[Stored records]

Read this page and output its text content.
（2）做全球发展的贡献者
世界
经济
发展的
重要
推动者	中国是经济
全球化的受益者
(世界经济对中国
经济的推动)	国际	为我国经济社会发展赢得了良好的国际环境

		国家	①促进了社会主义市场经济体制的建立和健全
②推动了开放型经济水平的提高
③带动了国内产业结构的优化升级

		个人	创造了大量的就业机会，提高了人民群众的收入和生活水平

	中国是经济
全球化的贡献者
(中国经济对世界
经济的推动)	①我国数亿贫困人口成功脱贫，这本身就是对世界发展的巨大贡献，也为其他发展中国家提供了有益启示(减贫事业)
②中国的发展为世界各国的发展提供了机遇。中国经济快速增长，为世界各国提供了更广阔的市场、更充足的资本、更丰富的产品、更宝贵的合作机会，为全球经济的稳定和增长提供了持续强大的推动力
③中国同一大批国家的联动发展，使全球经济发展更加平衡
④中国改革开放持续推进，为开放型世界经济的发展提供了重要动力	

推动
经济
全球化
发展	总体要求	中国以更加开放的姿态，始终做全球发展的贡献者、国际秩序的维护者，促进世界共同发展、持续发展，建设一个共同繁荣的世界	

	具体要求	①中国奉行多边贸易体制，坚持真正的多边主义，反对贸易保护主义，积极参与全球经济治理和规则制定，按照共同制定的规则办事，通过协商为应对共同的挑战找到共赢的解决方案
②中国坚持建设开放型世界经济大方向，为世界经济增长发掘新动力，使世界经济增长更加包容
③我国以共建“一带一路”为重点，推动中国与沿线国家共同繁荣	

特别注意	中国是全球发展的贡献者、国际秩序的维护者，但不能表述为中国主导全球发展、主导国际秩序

- [PROBLEM STATEMENT]
Set down all of the data above, word for word.

- [FULL OUTPUT]
Read this page and output its text content.
（2）做全球发展的贡献者
世界
经济
发展的
重要
推动者	中国是经济
全球化的受益者
(世界经济对中国
经济的推动)	国际	为我国经济社会发展赢得了良好的国际环境

		国家	①促进了社会主义市场经济体制的建立和健全
②推动了开放型经济水平的提高
③带动了国内产业结构的优化升级

		个人	创造了大量的就业机会，提高了人民群众的收入和生活水平

	中国是经济
全球化的贡献者
(中国经济对世界
经济的推动)	①我国数亿贫困人口成功脱贫，这本身就是对世界发展的巨大贡献，也为其他发展中国家提供了有益启示(减贫事业)
②中国的发展为世界各国的发展提供了机遇。中国经济快速增长，为世界各国提供了更广阔的市场、更充足的资本、更丰富的产品、更宝贵的合作机会，为全球经济的稳定和增长提供了持续强大的推动力
③中国同一大批国家的联动发展，使全球经济发展更加平衡
④中国改革开放持续推进，为开放型世界经济的发展提供了重要动力	

推动
经济
全球化
发展	总体要求	中国以更加开放的姿态，始终做全球发展的贡献者、国际秩序的维护者，促进世界共同发展、持续发展，建设一个共同繁荣的世界	

	具体要求	①中国奉行多边贸易体制，坚持真正的多边主义，反对贸易保护主义，积极参与全球经济治理和规则制定，按照共同制定的规则办事，通过协商为应对共同的挑战找到共赢的解决方案
②中国坚持建设开放型世界经济大方向，为世界经济增长发掘新动力，使世界经济增长更加包容
③我国以共建“一带一路”为重点，推动中国与沿线国家共同繁荣	

特别注意	中国是全球发展的贡献者、国际秩序的维护者，但不能表述为中国主导全球发展、主导国际秩序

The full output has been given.